(Instruction): Transcribe the records that follow, preserving every word.
┄┄┄┄┄┄┄┄┄┄
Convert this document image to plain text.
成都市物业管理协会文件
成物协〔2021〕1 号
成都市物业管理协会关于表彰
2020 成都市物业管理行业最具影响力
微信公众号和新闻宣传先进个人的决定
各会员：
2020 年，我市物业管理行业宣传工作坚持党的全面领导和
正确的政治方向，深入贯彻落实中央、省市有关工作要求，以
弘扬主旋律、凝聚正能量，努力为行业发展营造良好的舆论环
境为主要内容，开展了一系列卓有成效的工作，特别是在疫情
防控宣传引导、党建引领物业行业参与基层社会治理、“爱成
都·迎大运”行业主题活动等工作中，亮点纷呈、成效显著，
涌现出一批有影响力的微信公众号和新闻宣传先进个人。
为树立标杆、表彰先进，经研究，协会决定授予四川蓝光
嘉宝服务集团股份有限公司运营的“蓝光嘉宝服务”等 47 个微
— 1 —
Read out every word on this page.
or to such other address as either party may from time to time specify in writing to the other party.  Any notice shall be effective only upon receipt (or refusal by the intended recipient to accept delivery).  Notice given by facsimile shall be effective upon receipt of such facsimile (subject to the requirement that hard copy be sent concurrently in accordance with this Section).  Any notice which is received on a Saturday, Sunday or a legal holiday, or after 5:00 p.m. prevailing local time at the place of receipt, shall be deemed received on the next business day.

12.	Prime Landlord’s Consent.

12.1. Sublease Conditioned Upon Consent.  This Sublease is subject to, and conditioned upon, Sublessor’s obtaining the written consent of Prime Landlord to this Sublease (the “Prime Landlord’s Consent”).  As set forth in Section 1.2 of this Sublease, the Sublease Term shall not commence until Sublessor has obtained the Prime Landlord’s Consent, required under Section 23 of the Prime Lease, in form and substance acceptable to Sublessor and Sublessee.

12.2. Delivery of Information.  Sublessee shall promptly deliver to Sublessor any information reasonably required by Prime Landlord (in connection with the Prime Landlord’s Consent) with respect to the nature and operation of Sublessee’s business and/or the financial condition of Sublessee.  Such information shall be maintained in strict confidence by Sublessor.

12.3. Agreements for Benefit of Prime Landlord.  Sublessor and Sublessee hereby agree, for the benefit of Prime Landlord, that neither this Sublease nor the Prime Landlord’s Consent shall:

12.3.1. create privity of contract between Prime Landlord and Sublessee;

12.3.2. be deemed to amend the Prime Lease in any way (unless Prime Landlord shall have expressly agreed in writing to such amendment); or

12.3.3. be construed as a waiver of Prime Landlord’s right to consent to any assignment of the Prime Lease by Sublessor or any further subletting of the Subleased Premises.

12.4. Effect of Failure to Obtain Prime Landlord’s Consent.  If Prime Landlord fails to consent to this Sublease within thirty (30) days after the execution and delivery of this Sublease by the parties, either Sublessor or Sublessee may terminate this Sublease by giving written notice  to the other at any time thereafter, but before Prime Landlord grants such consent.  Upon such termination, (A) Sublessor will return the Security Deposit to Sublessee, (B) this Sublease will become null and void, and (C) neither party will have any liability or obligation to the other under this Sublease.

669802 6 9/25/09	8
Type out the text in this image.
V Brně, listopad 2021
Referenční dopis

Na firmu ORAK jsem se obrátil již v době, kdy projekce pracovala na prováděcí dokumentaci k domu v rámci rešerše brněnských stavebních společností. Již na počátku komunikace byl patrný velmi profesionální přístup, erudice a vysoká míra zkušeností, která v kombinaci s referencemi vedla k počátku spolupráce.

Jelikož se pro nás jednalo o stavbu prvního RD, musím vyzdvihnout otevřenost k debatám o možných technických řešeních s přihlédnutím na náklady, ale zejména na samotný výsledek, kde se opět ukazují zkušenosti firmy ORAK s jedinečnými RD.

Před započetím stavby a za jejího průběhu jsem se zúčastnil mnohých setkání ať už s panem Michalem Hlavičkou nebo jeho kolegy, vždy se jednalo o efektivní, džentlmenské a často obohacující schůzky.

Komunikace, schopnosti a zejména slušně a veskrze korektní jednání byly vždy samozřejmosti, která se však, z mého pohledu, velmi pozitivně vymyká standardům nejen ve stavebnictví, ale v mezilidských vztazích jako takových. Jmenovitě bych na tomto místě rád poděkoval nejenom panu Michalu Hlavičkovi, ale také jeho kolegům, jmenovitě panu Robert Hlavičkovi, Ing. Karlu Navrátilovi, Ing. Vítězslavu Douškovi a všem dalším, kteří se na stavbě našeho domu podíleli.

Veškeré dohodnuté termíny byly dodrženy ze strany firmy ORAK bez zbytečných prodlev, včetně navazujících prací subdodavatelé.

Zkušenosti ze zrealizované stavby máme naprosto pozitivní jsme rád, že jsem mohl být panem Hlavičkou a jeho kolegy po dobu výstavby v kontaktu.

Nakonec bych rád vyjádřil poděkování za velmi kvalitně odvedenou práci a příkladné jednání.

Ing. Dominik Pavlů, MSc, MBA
┄┄┄┄┄┄┄┄┄┄
(The answer):
Convert this document image to plain text.
成都市物业管理协会文件
成物协〔2021〕1 号
成都市物业管理协会关于表彰
2020 成都市物业管理行业最具影响力
微信公众号和新闻宣传先进个人的决定
各会员：
2020 年，我市物业管理行业宣传工作坚持党的全面领导和
正确的政治方向，深入贯彻落实中央、省市有关工作要求，以
弘扬主旋律、凝聚正能量，努力为行业发展营造良好的舆论环
境为主要内容，开展了一系列卓有成效的工作，特别是在疫情
防控宣传引导、党建引领物业行业参与基层社会治理、“爱成
都·迎大运”行业主题活动等工作中，亮点纷呈、成效显著，
涌现出一批有影响力的微信公众号和新闻宣传先进个人。
为树立标杆、表彰先进，经研究，协会决定授予四川蓝光
嘉宝服务集团股份有限公司运营的“蓝光嘉宝服务”等 47 个微
— 1 —
Read out every word on this page.
or to such other address as either party may from time to time specify in writing to the other party.  Any notice shall be effective only upon receipt (or refusal by the intended recipient to accept delivery).  Notice given by facsimile shall be effective upon receipt of such facsimile (subject to the requirement that hard copy be sent concurrently in accordance with this Section).  Any notice which is received on a Saturday, Sunday or a legal holiday, or after 5:00 p.m. prevailing local time at the place of receipt, shall be deemed received on the next business day.

12.	Prime Landlord’s Consent.

12.1. Sublease Conditioned Upon Consent.  This Sublease is subject to, and conditioned upon, Sublessor’s obtaining the written consent of Prime Landlord to this Sublease (the “Prime Landlord’s Consent”).  As set forth in Section 1.2 of this Sublease, the Sublease Term shall not commence until Sublessor has obtained the Prime Landlord’s Consent, required under Section 23 of the Prime Lease, in form and substance acceptable to Sublessor and Sublessee.

12.2. Delivery of Information.  Sublessee shall promptly deliver to Sublessor any information reasonably required by Prime Landlord (in connection with the Prime Landlord’s Consent) with respect to the nature and operation of Sublessee’s business and/or the financial condition of Sublessee.  Such information shall be maintained in strict confidence by Sublessor.

12.3. Agreements for Benefit of Prime Landlord.  Sublessor and Sublessee hereby agree, for the benefit of Prime Landlord, that neither this Sublease nor the Prime Landlord’s Consent shall:

12.3.1. create privity of contract between Prime Landlord and Sublessee;

12.3.2. be deemed to amend the Prime Lease in any way (unless Prime Landlord shall have expressly agreed in writing to such amendment); or

12.3.3. be construed as a waiver of Prime Landlord’s right to consent to any assignment of the Prime Lease by Sublessor or any further subletting of the Subleased Premises.

12.4. Effect of Failure to Obtain Prime Landlord’s Consent.  If Prime Landlord fails to consent to this Sublease within thirty (30) days after the execution and delivery of this Sublease by the parties, either Sublessor or Sublessee may terminate this Sublease by giving written notice  to the other at any time thereafter, but before Prime Landlord grants such consent.  Upon such termination, (A) Sublessor will return the Security Deposit to Sublessee, (B) this Sublease will become null and void, and (C) neither party will have any liability or obligation to the other under this Sublease.

669802 6 9/25/09	8
Type out the text in this image.
V Brně, listopad 2021
Referenční dopis

Na firmu ORAK jsem se obrátil již v době, kdy projekce pracovala na prováděcí dokumentaci k domu v rámci rešerše brněnských stavebních společností. Již na počátku komunikace byl patrný velmi profesionální přístup, erudice a vysoká míra zkušeností, která v kombinaci s referencemi vedla k počátku spolupráce.

Jelikož se pro nás jednalo o stavbu prvního RD, musím vyzdvihnout otevřenost k debatám o možných technických řešeních s přihlédnutím na náklady, ale zejména na samotný výsledek, kde se opět ukazují zkušenosti firmy ORAK s jedinečnými RD.

Před započetím stavby a za jejího průběhu jsem se zúčastnil mnohých setkání ať už s panem Michalem Hlavičkou nebo jeho kolegy, vždy se jednalo o efektivní, džentlmenské a často obohacující schůzky.

Komunikace, schopnosti a zejména slušně a veskrze korektní jednání byly vždy samozřejmosti, která se však, z mého pohledu, velmi pozitivně vymyká standardům nejen ve stavebnictví, ale v mezilidských vztazích jako takových. Jmenovitě bych na tomto místě rád poděkoval nejenom panu Michalu Hlavičkovi, ale také jeho kolegům, jmenovitě panu Robert Hlavičkovi, Ing. Karlu Navrátilovi, Ing. Vítězslavu Douškovi a všem dalším, kteří se na stavbě našeho domu podíleli.

Veškeré dohodnuté termíny byly dodrženy ze strany firmy ORAK bez zbytečných prodlev, včetně navazujících prací subdodavatelé.

Zkušenosti ze zrealizované stavby máme naprosto pozitivní jsme rád, že jsem mohl být panem Hlavičkou a jeho kolegy po dobu výstavby v kontaktu.

Nakonec bych rád vyjádřil poděkování za velmi kvalitně odvedenou práci a příkladné jednání.

Ing. Dominik Pavlů, MSc, MBA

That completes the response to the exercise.